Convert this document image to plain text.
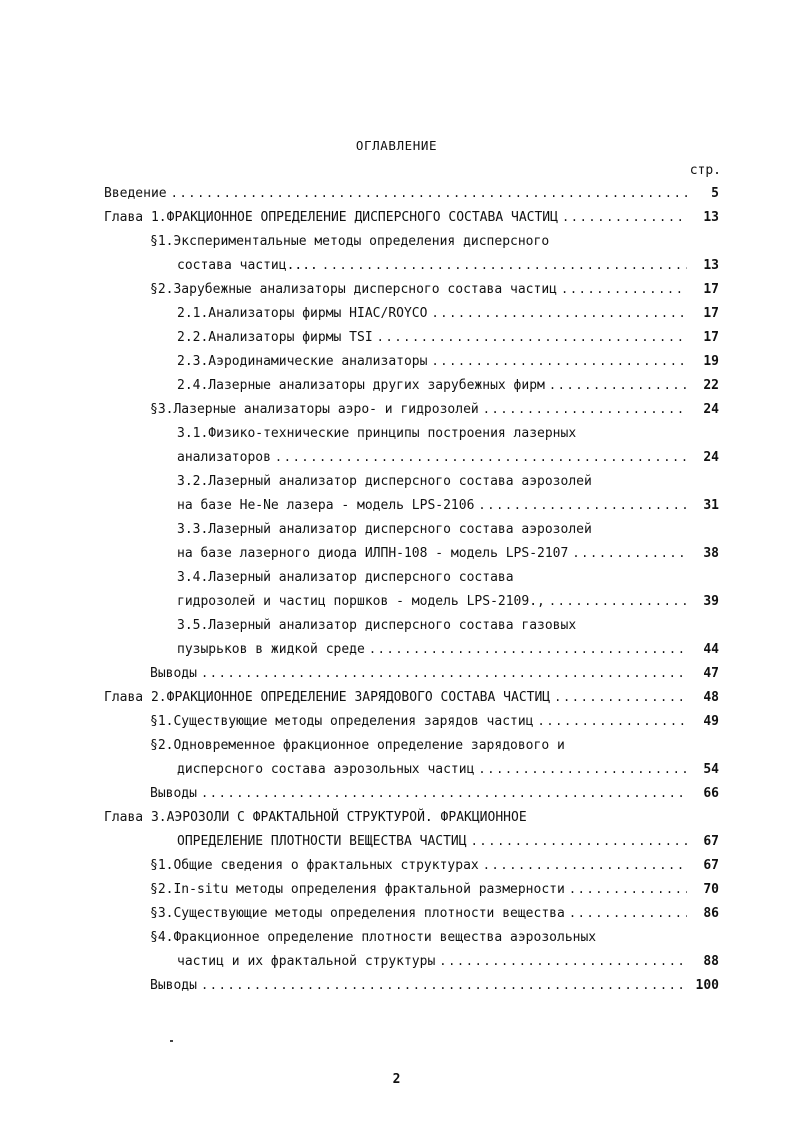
ОГЛАВЛЕНИЕ
стр.
Введение .....	5
Глава 1.ФРАКЦИОННОЕ ОПРЕДЕЛЕНИЕ ДИСПЕРСНОГО СОСТАВА ЧАСТИЦ .....	13
§1.Экспериментальные методы определения дисперсного
состава частиц.... .....	13
§2.Зарубежные анализаторы дисперсного состава частиц .....	17
2.1.Анализаторы фирмы HIAC/ROYCO .....	17
2.2.Анализаторы фирмы TSI .....	17
2.3.Аэродинамические анализаторы .....	19
2.4.Лазерные анализаторы других зарубежных фирм .....	22
§3.Лазерные анализаторы аэро- и гидрозолей .....	24
3.1.Физико-технические принципы построения лазерных
анализаторов .....	24
3.2.Лазерный анализатор дисперсного состава аэрозолей
на базе He-Ne лазера - модель LPS-2106 .....	31
3.3.Лазерный анализатор дисперсного состава аэрозолей
на базе лазерного диода ИЛПН-108 - модель LPS-2107 .....	38
3.4.Лазерный анализатор дисперсного состава
гидрозолей и частиц поршков - модель LPS-2109., .....	39
3.5.Лазерный анализатор дисперсного состава газовых
пузырьков в жидкой среде .....	44
Выводы .....	47
Глава 2.ФРАКЦИОННОЕ ОПРЕДЕЛЕНИЕ ЗАРЯДОВОГО СОСТАВА ЧАСТИЦ .....	48
§1.Существующие методы определения зарядов частиц .....	49
§2.Одновременное фракционное определение зарядового и
дисперсного состава аэрозольных частиц .....	54
Выводы .....	66
Глава 3.АЭРОЗОЛИ С ФРАКТАЛЬНОЙ СТРУКТУРОЙ. ФРАКЦИОННОЕ
ОПРЕДЕЛЕНИЕ ПЛОТНОСТИ ВЕЩЕСТВА ЧАСТИЦ .....	67
§1.Общие сведения о фрактальных структурах .....	67
§2.In-situ методы определения фрактальной размерности .....	70
§3.Существующие методы определения плотности вещества .....	86
§4.Фракционное определение плотности вещества аэрозольных
частиц и их фрактальной структуры .....	88
Выводы .....	100
2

▬▬▬▬▬▬

◆ Prompt ◆
Each line in the records above should be reproduced exactly; images are not copied.

◆ Expected output ◆
Convert this document image to plain text.
ОГЛАВЛЕНИЕ
стр.
Введение .....	5
Глава 1.ФРАКЦИОННОЕ ОПРЕДЕЛЕНИЕ ДИСПЕРСНОГО СОСТАВА ЧАСТИЦ .....	13
§1.Экспериментальные методы определения дисперсного
состава частиц.... .....	13
§2.Зарубежные анализаторы дисперсного состава частиц .....	17
2.1.Анализаторы фирмы HIAC/ROYCO .....	17
2.2.Анализаторы фирмы TSI .....	17
2.3.Аэродинамические анализаторы .....	19
2.4.Лазерные анализаторы других зарубежных фирм .....	22
§3.Лазерные анализаторы аэро- и гидрозолей .....	24
3.1.Физико-технические принципы построения лазерных
анализаторов .....	24
3.2.Лазерный анализатор дисперсного состава аэрозолей
на базе He-Ne лазера - модель LPS-2106 .....	31
3.3.Лазерный анализатор дисперсного состава аэрозолей
на базе лазерного диода ИЛПН-108 - модель LPS-2107 .....	38
3.4.Лазерный анализатор дисперсного состава
гидрозолей и частиц поршков - модель LPS-2109., .....	39
3.5.Лазерный анализатор дисперсного состава газовых
пузырьков в жидкой среде .....	44
Выводы .....	47
Глава 2.ФРАКЦИОННОЕ ОПРЕДЕЛЕНИЕ ЗАРЯДОВОГО СОСТАВА ЧАСТИЦ .....	48
§1.Существующие методы определения зарядов частиц .....	49
§2.Одновременное фракционное определение зарядового и
дисперсного состава аэрозольных частиц .....	54
Выводы .....	66
Глава 3.АЭРОЗОЛИ С ФРАКТАЛЬНОЙ СТРУКТУРОЙ. ФРАКЦИОННОЕ
ОПРЕДЕЛЕНИЕ ПЛОТНОСТИ ВЕЩЕСТВА ЧАСТИЦ .....	67
§1.Общие сведения о фрактальных структурах .....	67
§2.In-situ методы определения фрактальной размерности .....	70
§3.Существующие методы определения плотности вещества .....	86
§4.Фракционное определение плотности вещества аэрозольных
частиц и их фрактальной структуры .....	88
Выводы .....	100
2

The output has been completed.